Stored entries
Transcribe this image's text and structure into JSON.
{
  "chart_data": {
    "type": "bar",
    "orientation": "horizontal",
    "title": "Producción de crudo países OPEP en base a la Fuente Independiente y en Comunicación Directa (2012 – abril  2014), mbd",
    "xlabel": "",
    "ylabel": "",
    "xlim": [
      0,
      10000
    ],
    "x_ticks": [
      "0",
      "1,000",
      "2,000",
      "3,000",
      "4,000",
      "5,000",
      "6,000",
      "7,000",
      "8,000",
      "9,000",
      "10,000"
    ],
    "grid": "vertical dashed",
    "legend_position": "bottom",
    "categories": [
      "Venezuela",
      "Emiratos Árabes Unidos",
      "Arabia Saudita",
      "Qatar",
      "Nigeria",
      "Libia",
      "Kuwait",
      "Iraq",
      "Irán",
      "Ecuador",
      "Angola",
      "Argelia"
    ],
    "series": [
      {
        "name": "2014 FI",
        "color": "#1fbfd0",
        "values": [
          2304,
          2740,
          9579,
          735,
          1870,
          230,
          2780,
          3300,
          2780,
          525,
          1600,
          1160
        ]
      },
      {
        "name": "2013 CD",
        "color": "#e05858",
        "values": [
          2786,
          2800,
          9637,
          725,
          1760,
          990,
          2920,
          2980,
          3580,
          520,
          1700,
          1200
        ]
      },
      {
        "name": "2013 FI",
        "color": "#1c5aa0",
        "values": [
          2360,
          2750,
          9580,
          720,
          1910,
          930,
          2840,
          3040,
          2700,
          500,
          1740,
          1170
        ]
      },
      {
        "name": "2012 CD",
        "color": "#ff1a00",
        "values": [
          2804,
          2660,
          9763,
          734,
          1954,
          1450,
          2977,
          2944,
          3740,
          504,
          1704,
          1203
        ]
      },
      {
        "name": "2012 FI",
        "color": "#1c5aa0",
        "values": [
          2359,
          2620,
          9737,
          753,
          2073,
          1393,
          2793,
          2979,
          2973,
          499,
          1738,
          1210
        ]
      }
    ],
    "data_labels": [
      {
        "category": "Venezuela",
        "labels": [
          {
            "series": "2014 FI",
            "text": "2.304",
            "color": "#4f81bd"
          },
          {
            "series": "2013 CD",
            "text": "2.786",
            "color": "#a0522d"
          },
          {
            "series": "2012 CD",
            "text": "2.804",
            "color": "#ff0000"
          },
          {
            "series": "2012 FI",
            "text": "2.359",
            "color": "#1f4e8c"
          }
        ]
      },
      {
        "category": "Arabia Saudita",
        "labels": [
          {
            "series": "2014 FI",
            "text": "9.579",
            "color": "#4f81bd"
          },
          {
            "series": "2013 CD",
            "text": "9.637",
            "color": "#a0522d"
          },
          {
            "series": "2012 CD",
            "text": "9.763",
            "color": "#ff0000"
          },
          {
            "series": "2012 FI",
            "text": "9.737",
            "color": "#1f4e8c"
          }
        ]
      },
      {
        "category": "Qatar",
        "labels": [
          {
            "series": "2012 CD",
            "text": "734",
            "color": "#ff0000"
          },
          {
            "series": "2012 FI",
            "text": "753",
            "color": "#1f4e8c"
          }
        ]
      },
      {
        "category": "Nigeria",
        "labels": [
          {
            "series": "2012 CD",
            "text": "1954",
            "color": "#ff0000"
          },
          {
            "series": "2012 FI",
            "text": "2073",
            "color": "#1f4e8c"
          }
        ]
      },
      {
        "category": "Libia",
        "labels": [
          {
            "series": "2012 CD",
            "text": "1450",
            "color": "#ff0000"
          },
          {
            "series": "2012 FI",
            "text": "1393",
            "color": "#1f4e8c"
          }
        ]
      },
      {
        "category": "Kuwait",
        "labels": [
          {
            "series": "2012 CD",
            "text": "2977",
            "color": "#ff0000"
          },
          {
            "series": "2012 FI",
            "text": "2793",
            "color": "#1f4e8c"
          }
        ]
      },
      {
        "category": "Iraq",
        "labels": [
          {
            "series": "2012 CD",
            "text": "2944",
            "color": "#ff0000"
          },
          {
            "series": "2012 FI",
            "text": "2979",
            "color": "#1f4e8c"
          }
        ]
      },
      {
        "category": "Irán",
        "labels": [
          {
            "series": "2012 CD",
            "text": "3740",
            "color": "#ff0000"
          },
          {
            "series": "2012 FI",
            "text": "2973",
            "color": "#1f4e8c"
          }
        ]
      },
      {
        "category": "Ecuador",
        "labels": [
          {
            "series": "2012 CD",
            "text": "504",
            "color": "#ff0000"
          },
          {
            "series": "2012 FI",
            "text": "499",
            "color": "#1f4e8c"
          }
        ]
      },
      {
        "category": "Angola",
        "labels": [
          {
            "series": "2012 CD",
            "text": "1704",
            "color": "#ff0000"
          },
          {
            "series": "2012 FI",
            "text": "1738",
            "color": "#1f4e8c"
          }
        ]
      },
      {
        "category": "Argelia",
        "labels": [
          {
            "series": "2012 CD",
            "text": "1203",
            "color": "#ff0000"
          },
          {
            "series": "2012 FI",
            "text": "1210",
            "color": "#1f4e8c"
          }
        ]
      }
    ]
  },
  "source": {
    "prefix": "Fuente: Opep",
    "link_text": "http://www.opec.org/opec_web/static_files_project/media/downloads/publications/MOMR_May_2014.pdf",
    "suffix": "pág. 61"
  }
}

INSTRUCTIONS FOR THE TASK
Copy out every line of the material above that mentions the word "Fuente".

THE RESULT
    "title": "Producción de crudo países OPEP en base a la Fuente Independiente y en Comunicación Directa (2012 – abril  2014), mbd",
    "prefix": "Fuente: Opep",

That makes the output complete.